The problem ::
Work out how many lines have "años" in them. Give only that number.

Data entries ::
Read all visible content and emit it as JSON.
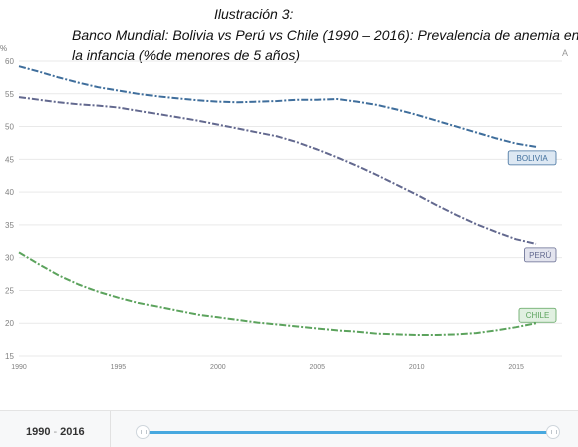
{
  "caption": {
    "figure_label": "Ilustración 3:",
    "line1": "Banco Mundial: Bolivia vs Perú vs Chile (1990 – 2016): Prevalencia de anemia en",
    "line2": "la infancia (%de menores de 5 años)"
  },
  "axis_unit_symbol": "%",
  "corner_letter": "A",
  "footer": {
    "range_start": "1990",
    "range_end": "2016"
  },
  "colors": {
    "bolivia": "#3f6e9c",
    "peru": "#63698f",
    "chile": "#5ca35d",
    "grid": "#e9e9e9",
    "slider": "#47a8df"
  },
  "chart_data": {
    "type": "line",
    "title": "Banco Mundial: Bolivia vs Perú vs Chile (1990 – 2016): Prevalencia de anemia en la infancia (%de menores de 5 años)",
    "xlabel": "",
    "ylabel": "%",
    "xlim": [
      1990,
      2016
    ],
    "ylim": [
      15,
      60
    ],
    "x_ticks": [
      1990,
      1995,
      2000,
      2005,
      2010,
      2015
    ],
    "y_ticks": [
      15,
      20,
      25,
      30,
      35,
      40,
      45,
      50,
      55,
      60
    ],
    "grid": true,
    "legend": "inline-labels-right",
    "x": [
      1990,
      1991,
      1992,
      1993,
      1994,
      1995,
      1996,
      1997,
      1998,
      1999,
      2000,
      2001,
      2002,
      2003,
      2004,
      2005,
      2006,
      2007,
      2008,
      2009,
      2010,
      2011,
      2012,
      2013,
      2014,
      2015,
      2016
    ],
    "series": [
      {
        "name": "BOLIVIA",
        "values": [
          59.2,
          58.4,
          57.5,
          56.7,
          56.0,
          55.5,
          55.0,
          54.6,
          54.3,
          54.0,
          53.8,
          53.7,
          53.8,
          53.9,
          54.1,
          54.1,
          54.2,
          53.8,
          53.3,
          52.6,
          51.8,
          50.9,
          50.0,
          49.1,
          48.2,
          47.4,
          46.9
        ]
      },
      {
        "name": "PERÚ",
        "values": [
          54.5,
          54.1,
          53.7,
          53.4,
          53.2,
          52.9,
          52.4,
          51.9,
          51.4,
          50.9,
          50.3,
          49.7,
          49.1,
          48.5,
          47.6,
          46.5,
          45.3,
          44.0,
          42.6,
          41.1,
          39.6,
          38.0,
          36.5,
          35.1,
          33.9,
          32.8,
          32.1
        ]
      },
      {
        "name": "CHILE",
        "values": [
          30.8,
          29.0,
          27.3,
          25.9,
          24.8,
          23.9,
          23.1,
          22.5,
          21.9,
          21.3,
          20.9,
          20.5,
          20.1,
          19.8,
          19.5,
          19.2,
          18.9,
          18.7,
          18.4,
          18.3,
          18.2,
          18.2,
          18.3,
          18.5,
          18.9,
          19.4,
          20.0
        ]
      }
    ]
  }
}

Solution to the exercise ::
2